### What to do
Every line that contains the word "Smoothed" should be copied out.

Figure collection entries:
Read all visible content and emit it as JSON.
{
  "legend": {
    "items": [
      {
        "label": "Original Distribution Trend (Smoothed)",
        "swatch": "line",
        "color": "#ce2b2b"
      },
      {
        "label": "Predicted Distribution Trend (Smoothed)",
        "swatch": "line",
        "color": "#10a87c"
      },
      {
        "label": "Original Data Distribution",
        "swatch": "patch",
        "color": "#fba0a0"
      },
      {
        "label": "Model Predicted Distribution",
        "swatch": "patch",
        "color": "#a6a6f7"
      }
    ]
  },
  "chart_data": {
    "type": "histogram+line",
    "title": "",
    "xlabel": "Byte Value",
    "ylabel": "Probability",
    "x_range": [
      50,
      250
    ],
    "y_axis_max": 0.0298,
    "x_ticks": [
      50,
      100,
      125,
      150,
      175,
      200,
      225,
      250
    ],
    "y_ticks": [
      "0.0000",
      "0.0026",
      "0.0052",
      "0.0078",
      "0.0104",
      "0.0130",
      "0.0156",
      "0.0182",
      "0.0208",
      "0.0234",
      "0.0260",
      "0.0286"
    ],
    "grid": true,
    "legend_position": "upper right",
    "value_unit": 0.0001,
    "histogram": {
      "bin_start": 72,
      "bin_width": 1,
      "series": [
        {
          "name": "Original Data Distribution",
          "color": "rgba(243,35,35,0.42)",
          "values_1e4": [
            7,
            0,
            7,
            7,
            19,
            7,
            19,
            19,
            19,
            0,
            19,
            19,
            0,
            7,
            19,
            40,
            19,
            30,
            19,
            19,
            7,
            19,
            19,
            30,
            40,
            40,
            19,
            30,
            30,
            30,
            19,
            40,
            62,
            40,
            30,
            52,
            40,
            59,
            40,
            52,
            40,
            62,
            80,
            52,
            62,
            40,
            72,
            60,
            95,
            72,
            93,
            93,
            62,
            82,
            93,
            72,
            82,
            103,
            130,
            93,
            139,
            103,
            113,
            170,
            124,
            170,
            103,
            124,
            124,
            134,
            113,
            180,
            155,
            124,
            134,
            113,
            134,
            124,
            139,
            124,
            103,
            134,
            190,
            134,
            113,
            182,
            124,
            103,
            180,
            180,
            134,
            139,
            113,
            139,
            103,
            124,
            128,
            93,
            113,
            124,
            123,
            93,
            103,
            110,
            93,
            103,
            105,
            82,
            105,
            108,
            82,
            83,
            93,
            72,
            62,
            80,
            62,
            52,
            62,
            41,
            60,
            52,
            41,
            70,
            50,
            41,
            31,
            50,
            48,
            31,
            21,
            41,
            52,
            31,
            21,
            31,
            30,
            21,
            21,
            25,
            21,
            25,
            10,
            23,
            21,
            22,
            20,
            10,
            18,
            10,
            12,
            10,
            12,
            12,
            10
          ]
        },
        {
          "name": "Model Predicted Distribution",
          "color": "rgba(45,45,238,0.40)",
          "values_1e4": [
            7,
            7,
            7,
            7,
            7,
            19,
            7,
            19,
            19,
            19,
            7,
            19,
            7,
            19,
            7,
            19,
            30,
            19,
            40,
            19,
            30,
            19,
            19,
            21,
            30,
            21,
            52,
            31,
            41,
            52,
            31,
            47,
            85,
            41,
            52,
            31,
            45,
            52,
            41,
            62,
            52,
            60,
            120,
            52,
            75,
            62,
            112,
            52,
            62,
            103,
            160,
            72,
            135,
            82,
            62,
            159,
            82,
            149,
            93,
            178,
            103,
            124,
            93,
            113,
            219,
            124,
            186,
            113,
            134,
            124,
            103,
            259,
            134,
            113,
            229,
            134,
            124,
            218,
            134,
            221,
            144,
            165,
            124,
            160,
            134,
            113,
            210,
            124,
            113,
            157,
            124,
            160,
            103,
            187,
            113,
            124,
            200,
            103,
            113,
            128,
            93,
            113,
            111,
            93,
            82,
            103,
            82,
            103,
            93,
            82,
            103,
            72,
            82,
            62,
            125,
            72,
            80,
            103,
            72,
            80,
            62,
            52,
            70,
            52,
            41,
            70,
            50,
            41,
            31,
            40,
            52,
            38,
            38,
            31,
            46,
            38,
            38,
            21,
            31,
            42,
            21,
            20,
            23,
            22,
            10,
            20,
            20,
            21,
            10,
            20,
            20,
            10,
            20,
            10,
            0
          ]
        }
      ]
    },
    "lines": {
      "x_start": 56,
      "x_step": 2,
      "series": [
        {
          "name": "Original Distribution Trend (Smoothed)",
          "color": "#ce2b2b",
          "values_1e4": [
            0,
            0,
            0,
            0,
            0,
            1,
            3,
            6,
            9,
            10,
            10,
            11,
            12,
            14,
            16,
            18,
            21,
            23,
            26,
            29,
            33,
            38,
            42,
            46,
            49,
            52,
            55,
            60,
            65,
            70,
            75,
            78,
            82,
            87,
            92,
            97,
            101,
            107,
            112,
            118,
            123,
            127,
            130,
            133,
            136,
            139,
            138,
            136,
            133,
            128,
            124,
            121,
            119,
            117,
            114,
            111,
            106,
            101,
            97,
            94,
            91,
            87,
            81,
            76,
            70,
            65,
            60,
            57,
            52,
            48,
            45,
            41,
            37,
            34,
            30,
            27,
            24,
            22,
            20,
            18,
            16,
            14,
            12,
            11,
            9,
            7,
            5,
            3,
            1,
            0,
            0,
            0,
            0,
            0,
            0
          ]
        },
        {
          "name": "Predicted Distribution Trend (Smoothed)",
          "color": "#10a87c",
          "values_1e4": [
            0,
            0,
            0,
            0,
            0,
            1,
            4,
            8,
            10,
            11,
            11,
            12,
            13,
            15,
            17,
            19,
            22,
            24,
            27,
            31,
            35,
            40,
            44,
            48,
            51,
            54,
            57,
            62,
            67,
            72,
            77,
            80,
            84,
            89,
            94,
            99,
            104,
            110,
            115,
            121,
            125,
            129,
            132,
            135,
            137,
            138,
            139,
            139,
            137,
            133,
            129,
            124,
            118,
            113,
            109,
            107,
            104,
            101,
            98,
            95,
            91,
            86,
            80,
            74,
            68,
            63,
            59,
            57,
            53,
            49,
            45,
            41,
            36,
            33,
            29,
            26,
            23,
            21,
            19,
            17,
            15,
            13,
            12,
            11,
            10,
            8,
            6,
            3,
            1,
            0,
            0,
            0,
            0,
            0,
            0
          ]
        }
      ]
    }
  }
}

### Task output
        "label": "Original Distribution Trend (Smoothed)",
        "label": "Predicted Distribution Trend (Smoothed)",
          "name": "Original Distribution Trend (Smoothed)",
          "name": "Predicted Distribution Trend (Smoothed)",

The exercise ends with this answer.